§ **EXERCISE TASK**:
In the material below, find every line with "data" and pull it out.

========

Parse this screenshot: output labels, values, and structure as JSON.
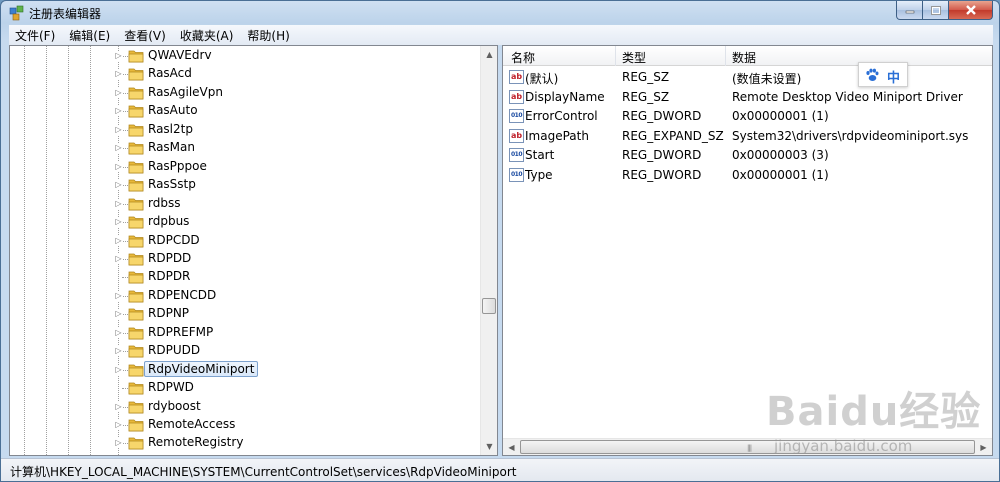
{
  "window": {
    "title": "注册表编辑器"
  },
  "menu": [
    "文件(F)",
    "编辑(E)",
    "查看(V)",
    "收藏夹(A)",
    "帮助(H)"
  ],
  "tree": {
    "items": [
      {
        "label": "QWAVEdrv",
        "expandable": true
      },
      {
        "label": "RasAcd",
        "expandable": true
      },
      {
        "label": "RasAgileVpn",
        "expandable": true
      },
      {
        "label": "RasAuto",
        "expandable": true
      },
      {
        "label": "Rasl2tp",
        "expandable": true
      },
      {
        "label": "RasMan",
        "expandable": true
      },
      {
        "label": "RasPppoe",
        "expandable": true
      },
      {
        "label": "RasSstp",
        "expandable": true
      },
      {
        "label": "rdbss",
        "expandable": true
      },
      {
        "label": "rdpbus",
        "expandable": true
      },
      {
        "label": "RDPCDD",
        "expandable": true
      },
      {
        "label": "RDPDD",
        "expandable": true
      },
      {
        "label": "RDPDR",
        "expandable": false
      },
      {
        "label": "RDPENCDD",
        "expandable": true
      },
      {
        "label": "RDPNP",
        "expandable": true
      },
      {
        "label": "RDPREFMP",
        "expandable": true
      },
      {
        "label": "RDPUDD",
        "expandable": true
      },
      {
        "label": "RdpVideoMiniport",
        "expandable": true,
        "selected": true
      },
      {
        "label": "RDPWD",
        "expandable": false
      },
      {
        "label": "rdyboost",
        "expandable": true
      },
      {
        "label": "RemoteAccess",
        "expandable": true
      },
      {
        "label": "RemoteRegistry",
        "expandable": true
      }
    ]
  },
  "list": {
    "columns": [
      "名称",
      "类型",
      "数据"
    ],
    "rows": [
      {
        "icon": "string-value-icon",
        "kind": "sz",
        "name": "(默认)",
        "type": "REG_SZ",
        "data": "(数值未设置)"
      },
      {
        "icon": "string-value-icon",
        "kind": "sz",
        "name": "DisplayName",
        "type": "REG_SZ",
        "data": "Remote Desktop Video Miniport Driver"
      },
      {
        "icon": "binary-value-icon",
        "kind": "dw",
        "name": "ErrorControl",
        "type": "REG_DWORD",
        "data": "0x00000001 (1)"
      },
      {
        "icon": "string-value-icon",
        "kind": "sz",
        "name": "ImagePath",
        "type": "REG_EXPAND_SZ",
        "data": "System32\\drivers\\rdpvideominiport.sys"
      },
      {
        "icon": "binary-value-icon",
        "kind": "dw",
        "name": "Start",
        "type": "REG_DWORD",
        "data": "0x00000003 (3)"
      },
      {
        "icon": "binary-value-icon",
        "kind": "dw",
        "name": "Type",
        "type": "REG_DWORD",
        "data": "0x00000001 (1)"
      }
    ]
  },
  "ime": {
    "label": "中"
  },
  "status": {
    "path": "计算机\\HKEY_LOCAL_MACHINE\\SYSTEM\\CurrentControlSet\\services\\RdpVideoMiniport"
  },
  "watermark": {
    "logo": "Baidu经验",
    "url": "jingyan.baidu.com"
  },
  "colors": {
    "titlebar": "#bcd3ea",
    "selection": "#d9e8f9",
    "close": "#c23a2b"
  }
}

========

§ **OUTPUT FOR THIS TASK**:
        "data": "(数值未设置)"
        "data": "Remote Desktop Video Miniport Driver"
        "data": "0x00000001 (1)"
        "data": "System32\\drivers\\rdpvideominiport.sys"
        "data": "0x00000003 (3)"
        "data": "0x00000001 (1)"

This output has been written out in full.